* SHORT TASK
List, from the lines below, each one with "name" in it.

* SUPPLIED DATA
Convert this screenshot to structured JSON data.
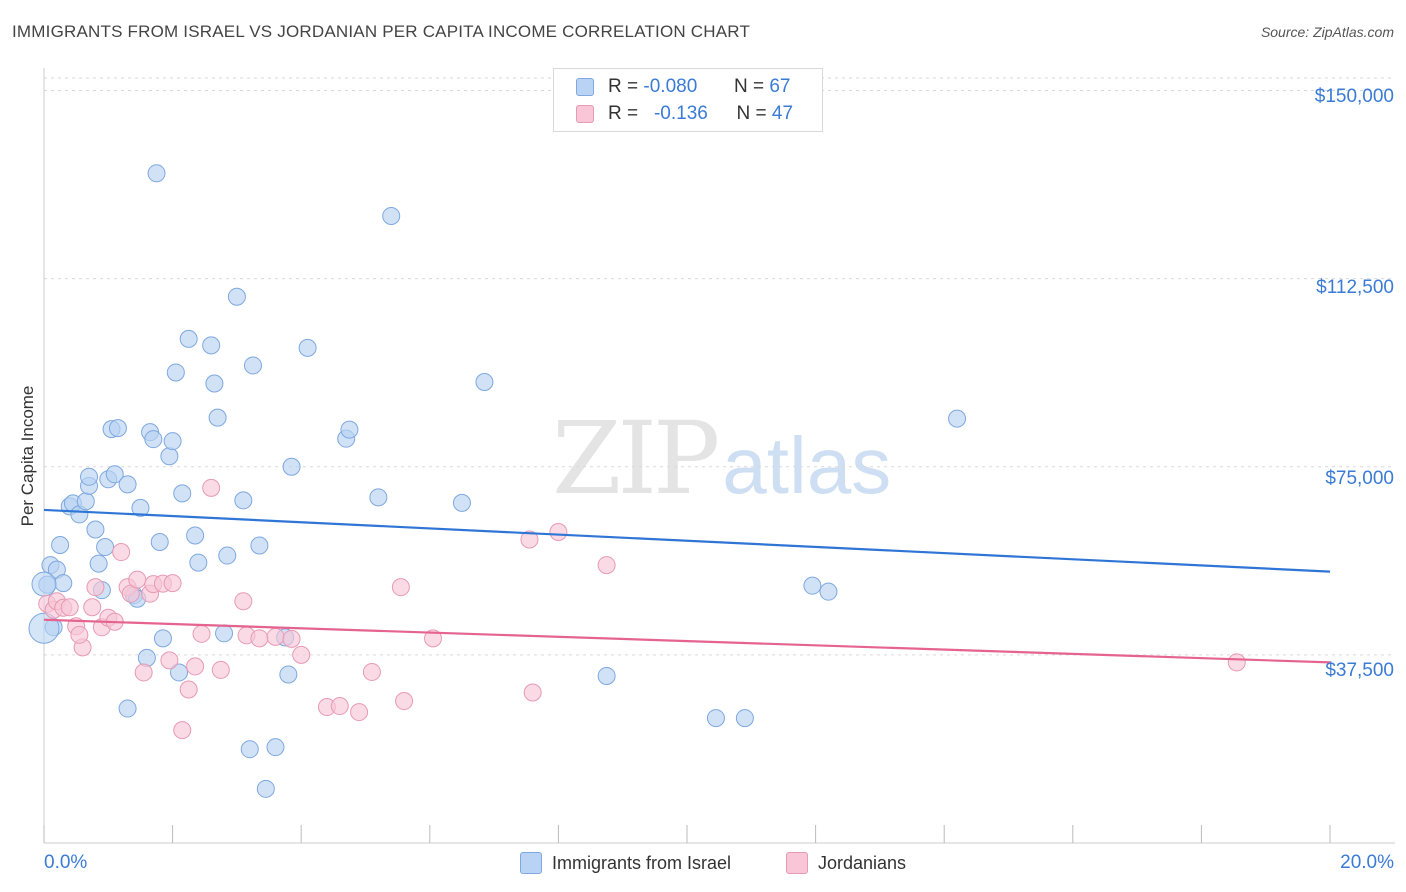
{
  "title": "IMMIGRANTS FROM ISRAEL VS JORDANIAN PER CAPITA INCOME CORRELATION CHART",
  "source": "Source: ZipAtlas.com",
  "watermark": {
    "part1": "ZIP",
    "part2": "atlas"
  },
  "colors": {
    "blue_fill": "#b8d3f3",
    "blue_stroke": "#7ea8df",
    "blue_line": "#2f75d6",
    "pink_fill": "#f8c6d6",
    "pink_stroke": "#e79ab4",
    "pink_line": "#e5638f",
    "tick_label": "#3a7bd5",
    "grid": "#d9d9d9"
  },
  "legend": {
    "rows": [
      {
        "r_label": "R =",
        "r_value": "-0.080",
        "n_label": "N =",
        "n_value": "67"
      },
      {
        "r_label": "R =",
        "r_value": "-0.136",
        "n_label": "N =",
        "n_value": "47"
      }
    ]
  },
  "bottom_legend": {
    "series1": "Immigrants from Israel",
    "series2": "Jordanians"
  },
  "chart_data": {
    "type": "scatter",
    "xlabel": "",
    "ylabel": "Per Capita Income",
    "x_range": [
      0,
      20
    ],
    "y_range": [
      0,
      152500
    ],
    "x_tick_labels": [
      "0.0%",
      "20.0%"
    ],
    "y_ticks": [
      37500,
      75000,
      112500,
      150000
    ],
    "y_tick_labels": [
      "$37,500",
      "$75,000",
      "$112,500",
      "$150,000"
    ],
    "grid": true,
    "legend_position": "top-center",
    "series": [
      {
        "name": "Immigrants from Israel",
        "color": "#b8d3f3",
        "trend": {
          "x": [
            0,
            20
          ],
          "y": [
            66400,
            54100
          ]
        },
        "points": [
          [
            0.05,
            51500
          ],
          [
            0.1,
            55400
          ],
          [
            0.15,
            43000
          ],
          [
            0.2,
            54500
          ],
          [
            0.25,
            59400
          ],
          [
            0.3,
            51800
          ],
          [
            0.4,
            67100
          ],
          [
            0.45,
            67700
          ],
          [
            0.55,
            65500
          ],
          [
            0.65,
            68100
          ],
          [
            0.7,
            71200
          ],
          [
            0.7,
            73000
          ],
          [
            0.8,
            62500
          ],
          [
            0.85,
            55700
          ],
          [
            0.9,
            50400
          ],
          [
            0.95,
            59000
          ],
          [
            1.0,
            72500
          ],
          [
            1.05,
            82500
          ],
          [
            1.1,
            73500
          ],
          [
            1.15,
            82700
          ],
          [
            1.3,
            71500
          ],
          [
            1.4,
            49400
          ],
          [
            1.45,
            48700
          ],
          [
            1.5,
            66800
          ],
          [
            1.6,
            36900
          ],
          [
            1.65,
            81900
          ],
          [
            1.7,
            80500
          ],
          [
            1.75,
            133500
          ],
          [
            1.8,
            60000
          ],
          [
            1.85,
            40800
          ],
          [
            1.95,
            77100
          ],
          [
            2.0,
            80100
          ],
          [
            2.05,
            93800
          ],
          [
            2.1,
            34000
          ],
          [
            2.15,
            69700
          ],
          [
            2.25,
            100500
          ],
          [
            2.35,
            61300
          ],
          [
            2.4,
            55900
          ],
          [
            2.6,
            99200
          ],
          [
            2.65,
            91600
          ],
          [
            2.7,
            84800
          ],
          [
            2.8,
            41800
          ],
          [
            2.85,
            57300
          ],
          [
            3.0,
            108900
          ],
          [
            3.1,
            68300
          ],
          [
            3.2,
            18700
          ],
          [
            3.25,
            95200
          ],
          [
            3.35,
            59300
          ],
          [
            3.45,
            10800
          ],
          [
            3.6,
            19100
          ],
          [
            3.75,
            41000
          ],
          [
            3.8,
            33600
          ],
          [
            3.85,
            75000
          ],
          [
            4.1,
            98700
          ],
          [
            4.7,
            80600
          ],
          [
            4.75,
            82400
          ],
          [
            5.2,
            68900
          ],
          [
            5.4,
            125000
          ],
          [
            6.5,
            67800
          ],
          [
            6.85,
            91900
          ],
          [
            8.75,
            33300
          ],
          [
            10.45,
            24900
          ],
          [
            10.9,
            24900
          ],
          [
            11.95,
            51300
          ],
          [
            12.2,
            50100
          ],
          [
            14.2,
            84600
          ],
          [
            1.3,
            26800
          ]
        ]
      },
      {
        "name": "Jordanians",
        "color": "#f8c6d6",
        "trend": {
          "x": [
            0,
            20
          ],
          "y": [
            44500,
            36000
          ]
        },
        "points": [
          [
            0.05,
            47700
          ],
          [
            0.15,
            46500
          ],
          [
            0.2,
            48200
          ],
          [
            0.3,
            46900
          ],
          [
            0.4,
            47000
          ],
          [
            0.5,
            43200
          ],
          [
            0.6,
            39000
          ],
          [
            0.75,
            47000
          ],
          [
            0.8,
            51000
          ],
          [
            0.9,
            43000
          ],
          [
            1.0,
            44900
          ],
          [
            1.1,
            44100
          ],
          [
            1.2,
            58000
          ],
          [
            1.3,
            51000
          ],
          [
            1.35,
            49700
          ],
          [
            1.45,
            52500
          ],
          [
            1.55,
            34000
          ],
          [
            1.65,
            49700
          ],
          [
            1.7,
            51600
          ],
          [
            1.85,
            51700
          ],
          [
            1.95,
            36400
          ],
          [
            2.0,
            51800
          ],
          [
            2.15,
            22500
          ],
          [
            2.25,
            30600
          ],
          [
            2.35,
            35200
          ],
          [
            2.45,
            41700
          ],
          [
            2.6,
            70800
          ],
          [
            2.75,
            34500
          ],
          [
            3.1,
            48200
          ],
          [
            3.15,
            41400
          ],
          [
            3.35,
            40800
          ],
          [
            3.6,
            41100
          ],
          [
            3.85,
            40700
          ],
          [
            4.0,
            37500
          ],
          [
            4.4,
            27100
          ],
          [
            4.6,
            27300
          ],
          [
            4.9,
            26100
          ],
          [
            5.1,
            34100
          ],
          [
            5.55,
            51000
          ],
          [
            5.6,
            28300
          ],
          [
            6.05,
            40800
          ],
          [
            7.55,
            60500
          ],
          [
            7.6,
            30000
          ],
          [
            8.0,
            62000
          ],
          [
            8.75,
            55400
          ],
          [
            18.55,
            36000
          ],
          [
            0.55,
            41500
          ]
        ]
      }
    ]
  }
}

* RESULT FOR THIS TASK
        "name": "Immigrants from Israel",
        "name": "Jordanians",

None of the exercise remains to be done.